• [WHAT TO DO]
Return each entry exactly, omitting nothing.
--- START ---
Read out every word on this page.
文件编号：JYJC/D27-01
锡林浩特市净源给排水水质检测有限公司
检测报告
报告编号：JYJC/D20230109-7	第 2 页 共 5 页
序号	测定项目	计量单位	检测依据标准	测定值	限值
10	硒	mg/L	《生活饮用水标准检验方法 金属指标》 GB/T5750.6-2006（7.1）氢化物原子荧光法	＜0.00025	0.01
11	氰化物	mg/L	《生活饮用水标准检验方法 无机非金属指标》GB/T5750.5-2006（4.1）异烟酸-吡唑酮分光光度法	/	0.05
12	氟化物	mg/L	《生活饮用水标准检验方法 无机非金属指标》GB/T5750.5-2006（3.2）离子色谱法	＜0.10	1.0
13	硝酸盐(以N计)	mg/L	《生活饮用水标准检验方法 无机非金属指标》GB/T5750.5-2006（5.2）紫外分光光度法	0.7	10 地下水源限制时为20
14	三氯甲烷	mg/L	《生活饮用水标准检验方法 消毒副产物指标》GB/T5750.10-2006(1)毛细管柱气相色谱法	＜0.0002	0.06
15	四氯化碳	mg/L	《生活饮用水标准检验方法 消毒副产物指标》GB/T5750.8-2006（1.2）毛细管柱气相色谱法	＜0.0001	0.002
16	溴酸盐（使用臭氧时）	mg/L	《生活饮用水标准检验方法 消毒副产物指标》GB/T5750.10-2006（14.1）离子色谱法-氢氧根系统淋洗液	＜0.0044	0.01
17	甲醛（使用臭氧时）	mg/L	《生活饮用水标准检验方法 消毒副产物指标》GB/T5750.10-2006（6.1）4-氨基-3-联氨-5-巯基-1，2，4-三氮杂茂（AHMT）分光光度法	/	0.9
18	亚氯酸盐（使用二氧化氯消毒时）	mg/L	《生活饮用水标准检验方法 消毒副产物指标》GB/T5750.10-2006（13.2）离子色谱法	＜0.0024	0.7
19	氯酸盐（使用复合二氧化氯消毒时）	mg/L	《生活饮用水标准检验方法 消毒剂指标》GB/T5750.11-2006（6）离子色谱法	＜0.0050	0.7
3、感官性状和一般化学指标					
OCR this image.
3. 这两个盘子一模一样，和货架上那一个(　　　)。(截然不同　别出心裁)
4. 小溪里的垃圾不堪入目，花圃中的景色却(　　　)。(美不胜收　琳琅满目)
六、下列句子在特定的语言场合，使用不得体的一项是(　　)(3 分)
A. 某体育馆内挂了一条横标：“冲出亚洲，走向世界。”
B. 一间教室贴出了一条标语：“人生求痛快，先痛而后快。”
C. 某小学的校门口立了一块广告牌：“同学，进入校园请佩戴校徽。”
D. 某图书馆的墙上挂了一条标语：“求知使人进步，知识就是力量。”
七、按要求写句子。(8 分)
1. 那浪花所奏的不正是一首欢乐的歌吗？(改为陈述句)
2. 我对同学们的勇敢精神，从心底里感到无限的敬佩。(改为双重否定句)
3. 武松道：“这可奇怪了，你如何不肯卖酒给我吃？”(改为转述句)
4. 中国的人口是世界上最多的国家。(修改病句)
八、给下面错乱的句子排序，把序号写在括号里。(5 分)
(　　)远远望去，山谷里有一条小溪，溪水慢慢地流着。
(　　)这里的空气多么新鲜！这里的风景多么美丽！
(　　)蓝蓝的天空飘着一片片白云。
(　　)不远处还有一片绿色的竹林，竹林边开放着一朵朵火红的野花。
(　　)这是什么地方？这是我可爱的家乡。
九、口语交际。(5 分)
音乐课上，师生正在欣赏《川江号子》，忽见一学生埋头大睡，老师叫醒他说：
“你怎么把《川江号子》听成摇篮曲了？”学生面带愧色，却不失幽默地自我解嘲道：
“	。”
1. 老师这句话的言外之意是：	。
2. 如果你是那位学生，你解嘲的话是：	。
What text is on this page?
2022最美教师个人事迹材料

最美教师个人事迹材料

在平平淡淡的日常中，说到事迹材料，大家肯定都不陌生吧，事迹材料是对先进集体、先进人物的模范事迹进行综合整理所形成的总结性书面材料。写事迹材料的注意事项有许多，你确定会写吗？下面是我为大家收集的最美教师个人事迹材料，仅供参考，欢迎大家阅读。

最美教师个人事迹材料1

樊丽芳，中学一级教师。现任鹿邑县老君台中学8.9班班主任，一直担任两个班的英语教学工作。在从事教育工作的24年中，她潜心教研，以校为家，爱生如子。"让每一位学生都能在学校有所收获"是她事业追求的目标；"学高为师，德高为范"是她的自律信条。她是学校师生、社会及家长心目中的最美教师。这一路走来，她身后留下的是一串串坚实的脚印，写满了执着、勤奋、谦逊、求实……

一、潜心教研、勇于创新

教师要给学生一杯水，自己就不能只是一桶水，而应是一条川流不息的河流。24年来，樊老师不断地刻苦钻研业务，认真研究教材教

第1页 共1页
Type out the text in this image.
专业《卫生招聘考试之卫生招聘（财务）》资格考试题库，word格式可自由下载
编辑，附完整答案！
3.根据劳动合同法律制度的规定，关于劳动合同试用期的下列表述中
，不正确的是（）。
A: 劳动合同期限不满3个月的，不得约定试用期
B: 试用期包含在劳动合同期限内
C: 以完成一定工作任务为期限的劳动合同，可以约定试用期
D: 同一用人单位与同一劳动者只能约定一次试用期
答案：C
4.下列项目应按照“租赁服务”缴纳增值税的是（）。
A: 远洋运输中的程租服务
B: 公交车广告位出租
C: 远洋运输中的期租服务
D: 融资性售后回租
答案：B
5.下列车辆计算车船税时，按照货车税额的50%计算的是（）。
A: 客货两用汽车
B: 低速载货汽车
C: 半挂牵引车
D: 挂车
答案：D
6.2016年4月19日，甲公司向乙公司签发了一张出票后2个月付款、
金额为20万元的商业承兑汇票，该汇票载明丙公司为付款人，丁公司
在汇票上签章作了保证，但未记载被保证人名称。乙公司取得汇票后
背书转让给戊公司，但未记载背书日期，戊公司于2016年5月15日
--- END ---
• [WRITTEN REPLY]
Read out every word on this page.
文件编号：JYJC/D27-01
锡林浩特市净源给排水水质检测有限公司
检测报告
报告编号：JYJC/D20230109-7	第 2 页 共 5 页
序号	测定项目	计量单位	检测依据标准	测定值	限值
10	硒	mg/L	《生活饮用水标准检验方法 金属指标》 GB/T5750.6-2006（7.1）氢化物原子荧光法	＜0.00025	0.01
11	氰化物	mg/L	《生活饮用水标准检验方法 无机非金属指标》GB/T5750.5-2006（4.1）异烟酸-吡唑酮分光光度法	/	0.05
12	氟化物	mg/L	《生活饮用水标准检验方法 无机非金属指标》GB/T5750.5-2006（3.2）离子色谱法	＜0.10	1.0
13	硝酸盐(以N计)	mg/L	《生活饮用水标准检验方法 无机非金属指标》GB/T5750.5-2006（5.2）紫外分光光度法	0.7	10 地下水源限制时为20
14	三氯甲烷	mg/L	《生活饮用水标准检验方法 消毒副产物指标》GB/T5750.10-2006(1)毛细管柱气相色谱法	＜0.0002	0.06
15	四氯化碳	mg/L	《生活饮用水标准检验方法 消毒副产物指标》GB/T5750.8-2006（1.2）毛细管柱气相色谱法	＜0.0001	0.002
16	溴酸盐（使用臭氧时）	mg/L	《生活饮用水标准检验方法 消毒副产物指标》GB/T5750.10-2006（14.1）离子色谱法-氢氧根系统淋洗液	＜0.0044	0.01
17	甲醛（使用臭氧时）	mg/L	《生活饮用水标准检验方法 消毒副产物指标》GB/T5750.10-2006（6.1）4-氨基-3-联氨-5-巯基-1，2，4-三氮杂茂（AHMT）分光光度法	/	0.9
18	亚氯酸盐（使用二氧化氯消毒时）	mg/L	《生活饮用水标准检验方法 消毒副产物指标》GB/T5750.10-2006（13.2）离子色谱法	＜0.0024	0.7
19	氯酸盐（使用复合二氧化氯消毒时）	mg/L	《生活饮用水标准检验方法 消毒剂指标》GB/T5750.11-2006（6）离子色谱法	＜0.0050	0.7
3、感官性状和一般化学指标					
OCR this image.
3. 这两个盘子一模一样，和货架上那一个(　　　)。(截然不同　别出心裁)
4. 小溪里的垃圾不堪入目，花圃中的景色却(　　　)。(美不胜收　琳琅满目)
六、下列句子在特定的语言场合，使用不得体的一项是(　　)(3 分)
A. 某体育馆内挂了一条横标：“冲出亚洲，走向世界。”
B. 一间教室贴出了一条标语：“人生求痛快，先痛而后快。”
C. 某小学的校门口立了一块广告牌：“同学，进入校园请佩戴校徽。”
D. 某图书馆的墙上挂了一条标语：“求知使人进步，知识就是力量。”
七、按要求写句子。(8 分)
1. 那浪花所奏的不正是一首欢乐的歌吗？(改为陈述句)
2. 我对同学们的勇敢精神，从心底里感到无限的敬佩。(改为双重否定句)
3. 武松道：“这可奇怪了，你如何不肯卖酒给我吃？”(改为转述句)
4. 中国的人口是世界上最多的国家。(修改病句)
八、给下面错乱的句子排序，把序号写在括号里。(5 分)
(　　)远远望去，山谷里有一条小溪，溪水慢慢地流着。
(　　)这里的空气多么新鲜！这里的风景多么美丽！
(　　)蓝蓝的天空飘着一片片白云。
(　　)不远处还有一片绿色的竹林，竹林边开放着一朵朵火红的野花。
(　　)这是什么地方？这是我可爱的家乡。
九、口语交际。(5 分)
音乐课上，师生正在欣赏《川江号子》，忽见一学生埋头大睡，老师叫醒他说：
“你怎么把《川江号子》听成摇篮曲了？”学生面带愧色，却不失幽默地自我解嘲道：
“	。”
1. 老师这句话的言外之意是：	。
2. 如果你是那位学生，你解嘲的话是：	。
What text is on this page?
2022最美教师个人事迹材料

最美教师个人事迹材料

在平平淡淡的日常中，说到事迹材料，大家肯定都不陌生吧，事迹材料是对先进集体、先进人物的模范事迹进行综合整理所形成的总结性书面材料。写事迹材料的注意事项有许多，你确定会写吗？下面是我为大家收集的最美教师个人事迹材料，仅供参考，欢迎大家阅读。

最美教师个人事迹材料1

樊丽芳，中学一级教师。现任鹿邑县老君台中学8.9班班主任，一直担任两个班的英语教学工作。在从事教育工作的24年中，她潜心教研，以校为家，爱生如子。"让每一位学生都能在学校有所收获"是她事业追求的目标；"学高为师，德高为范"是她的自律信条。她是学校师生、社会及家长心目中的最美教师。这一路走来，她身后留下的是一串串坚实的脚印，写满了执着、勤奋、谦逊、求实……

一、潜心教研、勇于创新

教师要给学生一杯水，自己就不能只是一桶水，而应是一条川流不息的河流。24年来，樊老师不断地刻苦钻研业务，认真研究教材教

第1页 共1页
Type out the text in this image.
专业《卫生招聘考试之卫生招聘（财务）》资格考试题库，word格式可自由下载
编辑，附完整答案！
3.根据劳动合同法律制度的规定，关于劳动合同试用期的下列表述中
，不正确的是（）。
A: 劳动合同期限不满3个月的，不得约定试用期
B: 试用期包含在劳动合同期限内
C: 以完成一定工作任务为期限的劳动合同，可以约定试用期
D: 同一用人单位与同一劳动者只能约定一次试用期
答案：C
4.下列项目应按照“租赁服务”缴纳增值税的是（）。
A: 远洋运输中的程租服务
B: 公交车广告位出租
C: 远洋运输中的期租服务
D: 融资性售后回租
答案：B
5.下列车辆计算车船税时，按照货车税额的50%计算的是（）。
A: 客货两用汽车
B: 低速载货汽车
C: 半挂牵引车
D: 挂车
答案：D
6.2016年4月19日，甲公司向乙公司签发了一张出票后2个月付款、
金额为20万元的商业承兑汇票，该汇票载明丙公司为付款人，丁公司
在汇票上签章作了保证，但未记载被保证人名称。乙公司取得汇票后
背书转让给戊公司，但未记载背书日期，戊公司于2016年5月15日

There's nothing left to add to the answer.